▸ DIRECTIONS FOR THIS TASK
Each entry below is to be written out exactly, and the pictures are to be left out.

# START OF RECORD LIST

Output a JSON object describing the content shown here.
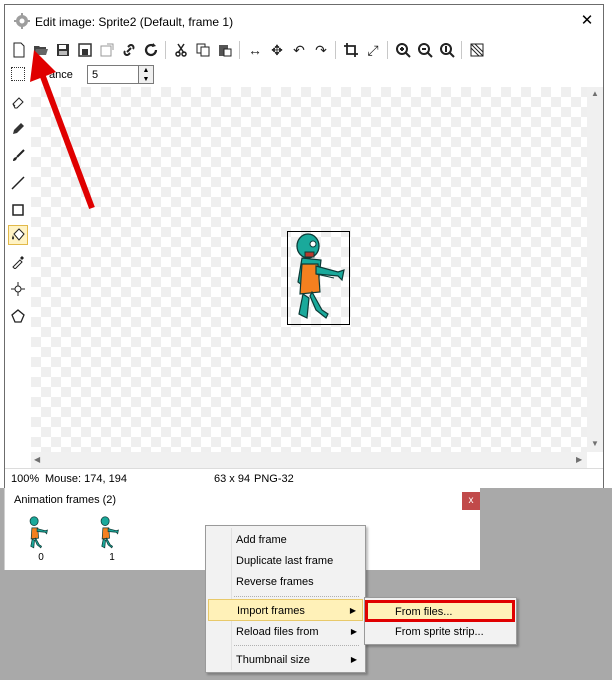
{
  "window": {
    "title": "Edit image: Sprite2 (Default, frame 1)",
    "close_glyph": "✕"
  },
  "toolbar": {
    "icons": [
      "new-icon",
      "open-folder-icon",
      "save-icon",
      "save-as-icon",
      "export-icon",
      "link-icon",
      "refresh-icon",
      "cut-icon",
      "copy-icon",
      "paste-icon",
      "move-horizontal-icon",
      "move-vertical-icon",
      "undo-icon",
      "redo-icon",
      "crop-icon",
      "resize-icon",
      "zoom-in-icon",
      "zoom-out-icon",
      "zoom-reset-icon",
      "grid-icon"
    ]
  },
  "options": {
    "tolerance_label": "ance",
    "tolerance_value": "5"
  },
  "tools": [
    "select-icon",
    "eraser-icon",
    "pencil-icon",
    "brush-icon",
    "line-icon",
    "rectangle-icon",
    "fill-icon",
    "eyedropper-icon",
    "origin-icon",
    "polygon-icon"
  ],
  "status": {
    "zoom": "100%",
    "mouse": "Mouse: 174, 194",
    "size": "63 x 94",
    "format": "PNG-32"
  },
  "animation_panel": {
    "title": "Animation frames (2)",
    "close_glyph": "x",
    "frames": [
      {
        "label": "0"
      },
      {
        "label": "1"
      }
    ]
  },
  "context_menu": {
    "items": [
      {
        "label": "Add frame"
      },
      {
        "label": "Duplicate last frame"
      },
      {
        "label": "Reverse frames"
      },
      {
        "label": "Import frames"
      },
      {
        "label": "Reload files from"
      },
      {
        "label": "Thumbnail size"
      }
    ],
    "submenu_glyph": "▶"
  },
  "submenu": {
    "items": [
      {
        "label": "From files..."
      },
      {
        "label": "From sprite strip..."
      }
    ]
  },
  "colors": {
    "annotation_red": "#e00000",
    "highlight": "#fff1b8",
    "zombie_skin": "#1aa99b",
    "zombie_outfit": "#f5801f"
  }
}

# END OF RECORD LIST

▸ RESULT
Output a JSON object describing the content shown here.
{
  "window": {
    "title": "Edit image: Sprite2 (Default, frame 1)",
    "close_glyph": "✕"
  },
  "toolbar": {
    "icons": [
      "new-icon",
      "open-folder-icon",
      "save-icon",
      "save-as-icon",
      "export-icon",
      "link-icon",
      "refresh-icon",
      "cut-icon",
      "copy-icon",
      "paste-icon",
      "move-horizontal-icon",
      "move-vertical-icon",
      "undo-icon",
      "redo-icon",
      "crop-icon",
      "resize-icon",
      "zoom-in-icon",
      "zoom-out-icon",
      "zoom-reset-icon",
      "grid-icon"
    ]
  },
  "options": {
    "tolerance_label": "ance",
    "tolerance_value": "5"
  },
  "tools": [
    "select-icon",
    "eraser-icon",
    "pencil-icon",
    "brush-icon",
    "line-icon",
    "rectangle-icon",
    "fill-icon",
    "eyedropper-icon",
    "origin-icon",
    "polygon-icon"
  ],
  "status": {
    "zoom": "100%",
    "mouse": "Mouse: 174, 194",
    "size": "63 x 94",
    "format": "PNG-32"
  },
  "animation_panel": {
    "title": "Animation frames (2)",
    "close_glyph": "x",
    "frames": [
      {
        "label": "0"
      },
      {
        "label": "1"
      }
    ]
  },
  "context_menu": {
    "items": [
      {
        "label": "Add frame"
      },
      {
        "label": "Duplicate last frame"
      },
      {
        "label": "Reverse frames"
      },
      {
        "label": "Import frames"
      },
      {
        "label": "Reload files from"
      },
      {
        "label": "Thumbnail size"
      }
    ],
    "submenu_glyph": "▶"
  },
  "submenu": {
    "items": [
      {
        "label": "From files..."
      },
      {
        "label": "From sprite strip..."
      }
    ]
  },
  "colors": {
    "annotation_red": "#e00000",
    "highlight": "#fff1b8",
    "zombie_skin": "#1aa99b",
    "zombie_outfit": "#f5801f"
  }
}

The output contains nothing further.